» Aim: From the records below, give the number of lines that contain the string "pred", without any other text.

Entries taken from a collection
┄┄┄┄┄┄┄┄┄┄
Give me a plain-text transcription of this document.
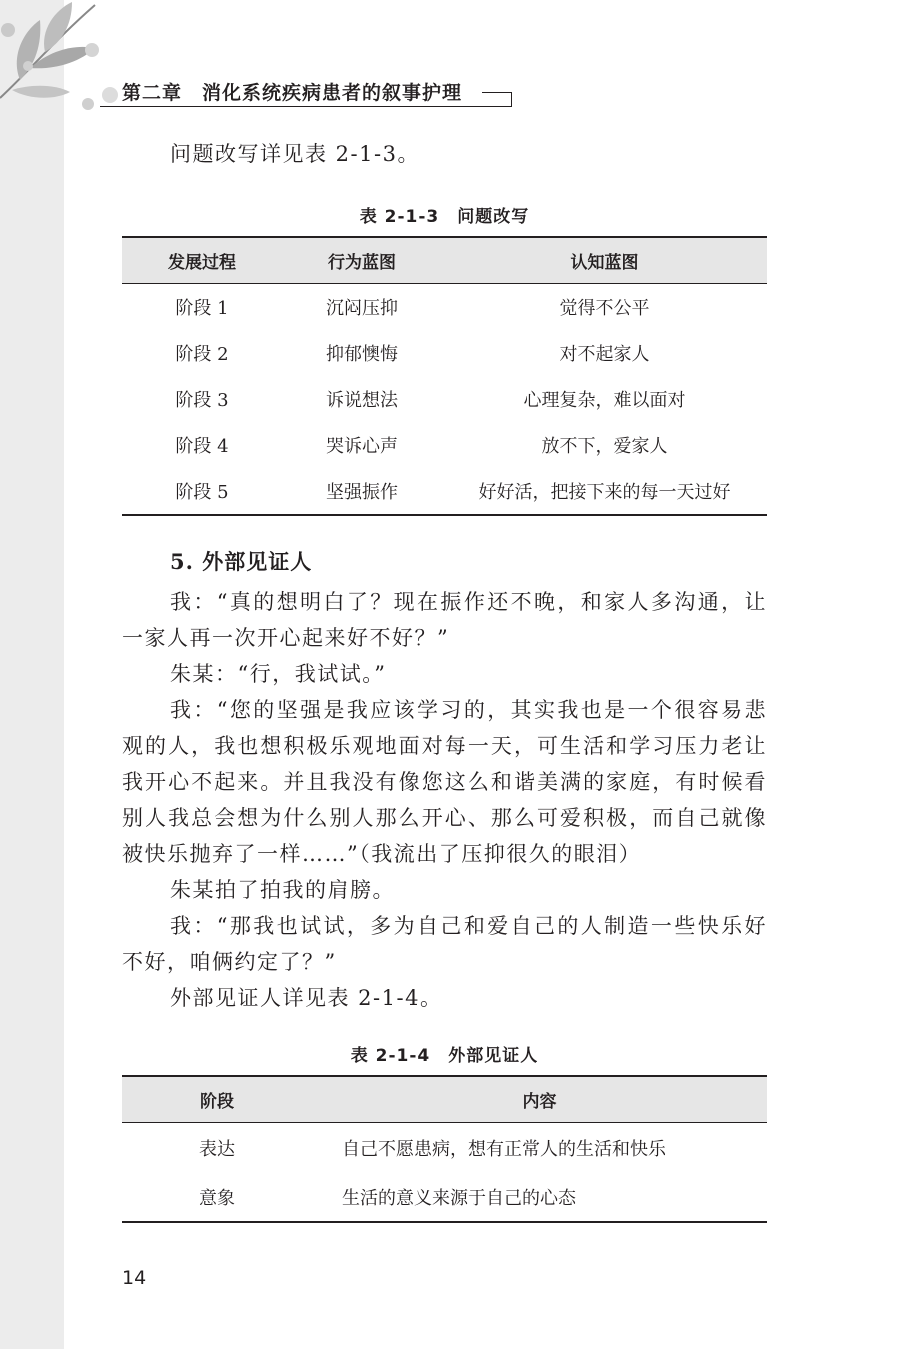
第二章　消化系统疾病患者的叙事护理
问题改写详见表 2-1-3。
表 2-1-3　问题改写
发展过程	行为蓝图	认知蓝图
阶段 1	沉闷压抑	觉得不公平
阶段 2	抑郁懊悔	对不起家人
阶段 3	诉说想法	心理复杂，难以面对
阶段 4	哭诉心声	放不下，爱家人
阶段 5	坚强振作	好好活，把接下来的每一天过好
5. 外部见证人
我：“真的想明白了？现在振作还不晚，和家人多沟通，让一家人再一次开心起来好不好？”
朱某：“行，我试试。”
我：“您的坚强是我应该学习的，其实我也是一个很容易悲观的人，我也想积极乐观地面对每一天，可生活和学习压力老让我开心不起来。并且我没有像您这么和谐美满的家庭，有时候看别人我总会想为什么别人那么开心、那么可爱积极，而自己就像被快乐抛弃了一样……”（我流出了压抑很久的眼泪）
朱某拍了拍我的肩膀。
我：“那我也试试，多为自己和爱自己的人制造一些快乐好不好，咱俩约定了？”
外部见证人详见表 2-1-4。
表 2-1-4　外部见证人
阶段	内容
表达	自己不愿患病，想有正常人的生活和快乐
意象	生活的意义来源于自己的心态
14
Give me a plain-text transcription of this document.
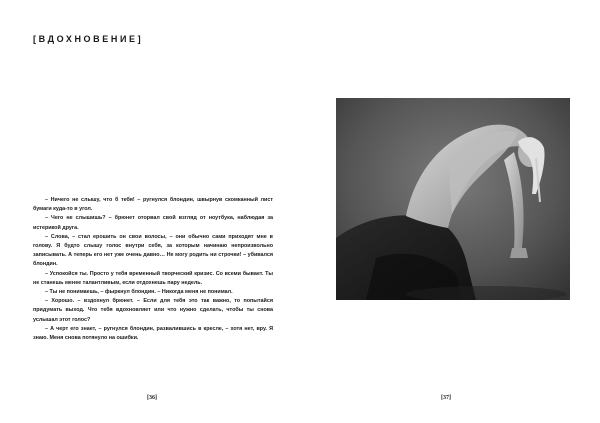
[ВДОХНОВЕНИЕ]

– Ничего не слышу, что б тебя! – ругнулся блондин, швырнув скомканный лист бумаги куда-то в угол.

– Чего не слышишь? – брюнет оторвал свой взгляд от ноутбука, наблюдая за истерикой друга.

– Слова, – стал ерошить он свои волосы, – они обычно сами приходят мне в голову. Я будто слышу голос внутри себя, за которым начинаю непроизвольно записывать. А теперь его нет уже очень давно… Не могу родить ни строчки! – убивался блондин.

– Успокойся ты. Просто у тебя временный творческий кризис. Со всеми бывает. Ты не станешь менее талантливым, если отдохнешь пару недель.

– Ты не понимаешь, – фыркнул блондин. – Никогда меня не понимал.

– Хорошо. – вздохнул брюнет. – Если для тебя это так важно, то попытайся придумать выход. Что тебя вдохновляет или что нужно сделать, чтобы ты снова услышал этот голос?

– А черт его знает, – ругнулся блондин, развалившись в кресле, – хотя нет, вру. Я знаю. Меня снова потянуло на ошибки.

[36]	[37]
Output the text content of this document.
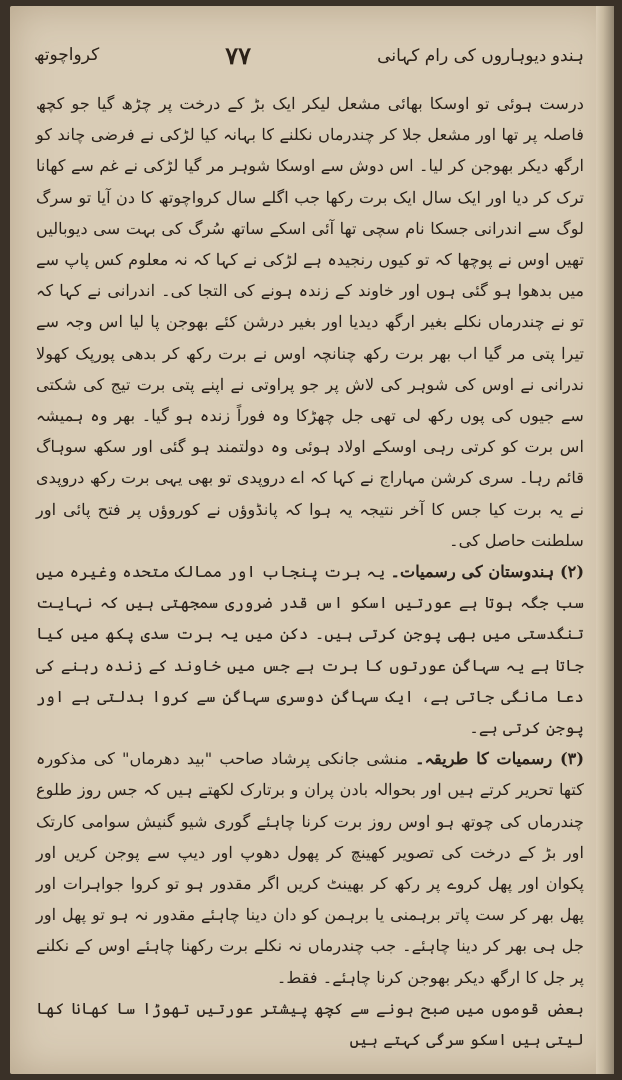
ہندو دیوہاروں کی رام کہانی
۷۷
کرواچوتھ

درست ہوئی تو اوسکا بھائی مشعل لیکر ایک بڑ کے درخت پر چڑھ گیا جو کچھ فاصلہ پر تھا اور مشعل جلا کر چندرماں نکلنے کا بہانہ کیا لڑکی نے فرضی چاند کو ارگھ دیکر بھوجن کر لیا۔ اس دوش سے اوسکا شوہر مر گیا لڑکی نے غم سے کھانا ترک کر دیا اور ایک سال ایک برت رکھا جب اگلے سال کرواچوتھ کا دن آیا تو سرگ لوگ سے اندرانی جسکا نام سچی تھا آئی اسکے ساتھ سُرگ کی بہت سی دیوبالیں تھیں اوس نے پوچھا کہ تو کیوں رنجیدہ ہے لڑکی نے کہا کہ نہ معلوم کس پاپ سے میں بدھوا ہو گئی ہوں اور خاوند کے زندہ ہونے کی التجا کی۔ اندرانی نے کہا کہ تو نے چندرماں نکلے بغیر ارگھ دیدیا اور بغیر درشن کئے بھوجن پا لیا اس وجہ سے تیرا پتی مر گیا اب بھر برت رکھ چنانچہ اوس نے برت رکھ کر بدھی پورپک کھولا ندرانی نے اوس کی شوہر کی لاش پر جو پراوتی نے اپنے پتی برت تیج کی شکتی سے جیوں کی پوں رکھ لی تھی جل چھڑکا وہ فوراً زندہ ہو گیا۔ بھر وہ ہمیشہ اس برت کو کرتی رہی اوسکے اولاد ہوئی وہ دولتمند ہو گئی اور سکھ سوہاگ قائم رہا۔ سری کرشن مہاراج نے کہا کہ اے دروپدی تو بھی یہی برت رکھ دروپدی نے یہ برت کیا جس کا آخر نتیجہ یہ ہوا کہ پانڈوؤں نے کوروؤں پر فتح پائی اور سلطنت حاصل کی۔

(۲) ہندوستان کی رسمیات۔ یہ برت پنجاب اور ممالک متحدہ وغیرہ میں سب جگہ ہوتا ہے عورتیں اسکو اس قدر ضروری سمجھتی ہیں کہ نہایت تنگدستی میں بھی پوجن کرتی ہیں۔ دکن میں یہ برت سدی پکھ میں کیا جاتا ہے یہ سہاگن عورتوں کا برت ہے جس میں خاوند کے زندہ رہنے کی دعا مانگی جاتی ہے، ایک سہاگن دوسری سہاگن سے کروا بدلتی ہے اور پوجن کرتی ہے۔

(۳) رسمیات کا طریقہ۔ منشی جانکی پرشاد صاحب "بید دھرماں" کی مذکورہ کتھا تحریر کرتے ہیں اور بحوالہ بادن پران و برتارک لکھتے ہیں کہ جس روز طلوع چندرماں کی چوتھ ہو اوس روز برت کرنا چاہئے گوری شیو گنیش سوامی کارتک اور بڑ کے درخت کی تصویر کھینچ کر پھول دھوپ اور دیپ سے پوجن کریں اور پکوان اور پھل کروے پر رکھ کر بھینٹ کریں اگر مقدور ہو تو کروا جواہرات اور پھل بھر کر ست پاتر برہمنی یا برہمن کو دان دینا چاہئے مقدور نہ ہو تو پھل اور جل ہی بھر کر دینا چاہئے۔ جب چندرماں نہ نکلے برت رکھنا چاہئے اوس کے نکلنے پر جل کا ارگھ دیکر بھوجن کرنا چاہئے۔ فقط۔

بعض قوموں میں صبح ہونے سے کچھ پیشتر عورتیں تھوڑا سا کھانا کھا لیتی ہیں اسکو سرگی کہتے ہیں
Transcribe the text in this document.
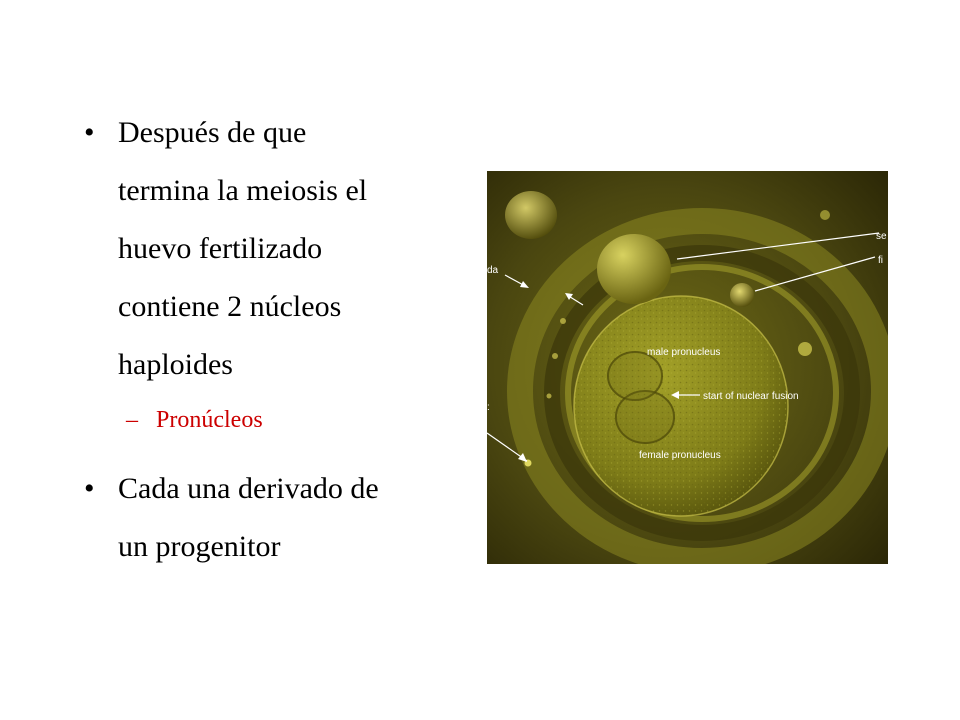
• Después de que
termina la meiosis el
huevo fertilizado
contiene 2 núcleos
haploides
– Pronúcleos
• Cada una derivado de
un progenitor
male pronucleus
start of nuclear fusion
female pronucleus
se
fi
da
:
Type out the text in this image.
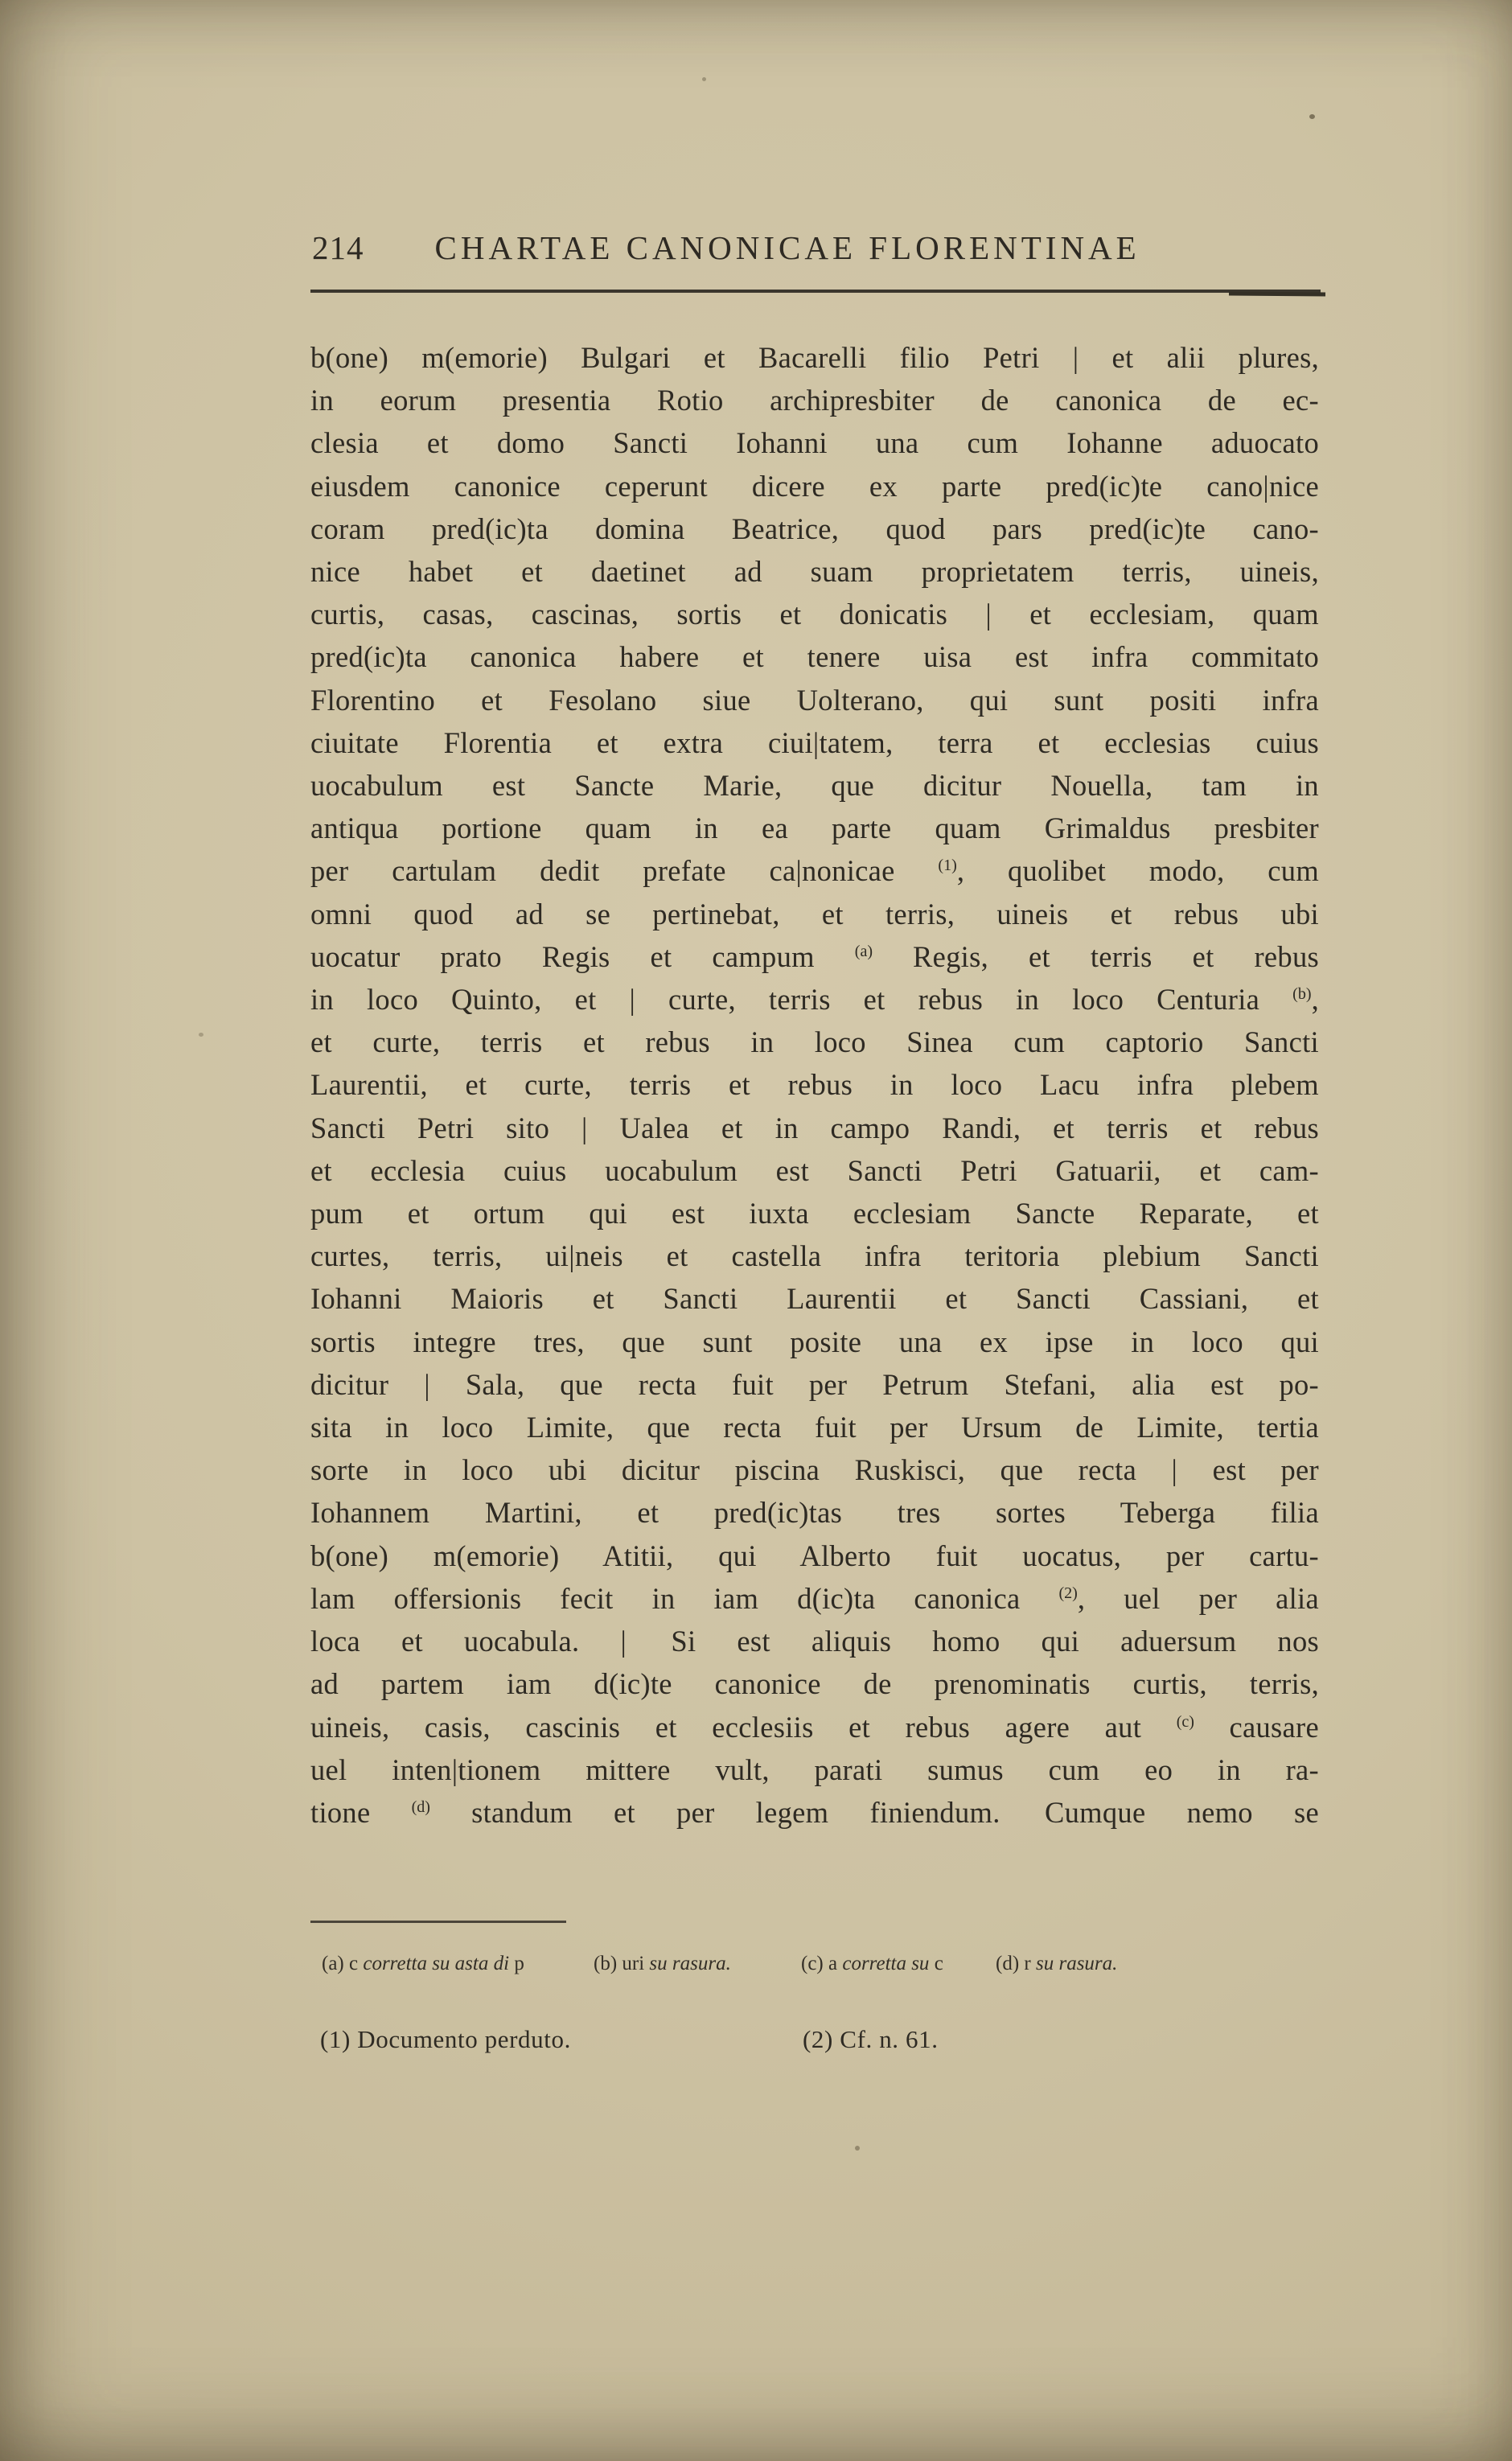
214 CHARTAE CANONICAE FLORENTINAE
b(one) m(emorie) Bulgari et Bacarelli filio Petri | et alii plures,
in eorum presentia Rotio archipresbiter de canonica de ec-
clesia et domo Sancti Iohanni una cum Iohanne aduocato
eiusdem canonice ceperunt dicere ex parte pred(ic)te cano|nice
coram pred(ic)ta domina Beatrice, quod pars pred(ic)te cano-
nice habet et daetinet ad suam proprietatem terris, uineis,
curtis, casas, cascinas, sortis et donicatis | et ecclesiam, quam
pred(ic)ta canonica habere et tenere uisa est infra commitato
Florentino et Fesolano siue Uolterano, qui sunt positi infra
ciuitate Florentia et extra ciui|tatem, terra et ecclesias cuius
uocabulum est Sancte Marie, que dicitur Nouella, tam in
antiqua portione quam in ea parte quam Grimaldus presbiter
per cartulam dedit prefate ca|nonicae $^{(1)}$, quolibet modo, cum
omni quod ad se pertinebat, et terris, uineis et rebus ubi
uocatur prato Regis et campum $^{(a)}$ Regis, et terris et rebus
in loco Quinto, et | curte, terris et rebus in loco Centuria $^{(b)}$,
et curte, terris et rebus in loco Sinea cum captorio Sancti
Laurentii, et curte, terris et rebus in loco Lacu infra plebem
Sancti Petri sito | Ualea et in campo Randi, et terris et rebus
et ecclesia cuius uocabulum est Sancti Petri Gatuarii, et cam-
pum et ortum qui est iuxta ecclesiam Sancte Reparate, et
curtes, terris, ui|neis et castella infra teritoria plebium Sancti
Iohanni Maioris et Sancti Laurentii et Sancti Cassiani, et
sortis integre tres, que sunt posite una ex ipse in loco qui
dicitur | Sala, que recta fuit per Petrum Stefani, alia est po-
sita in loco Limite, que recta fuit per Ursum de Limite, tertia
sorte in loco ubi dicitur piscina Ruskisci, que recta | est per
Iohannem Martini, et pred(ic)tas tres sortes Teberga filia
b(one) m(emorie) Atitii, qui Alberto fuit uocatus, per cartu-
lam offersionis fecit in iam d(ic)ta canonica $^{(2)}$, uel per alia
loca et uocabula. |  Si est aliquis homo qui aduersum nos
ad partem iam d(ic)te canonice de prenominatis curtis, terris,
uineis, casis, cascinis et ecclesiis et rebus agere aut $^{(c)}$ causare
uel inten|tionem mittere vult, parati sumus cum eo in ra-
tione $^{(d)}$ standum et per legem finiendum.  Cumque nemo se
(a) c corretta su asta di p	(b) uri su rasura.	(c) a corretta su c	(d) r su rasura.
(1) Documento perduto.	(2) Cf. n. 61.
┄┄┄┄┄┄┄┄┄┄
» Response to this task: 4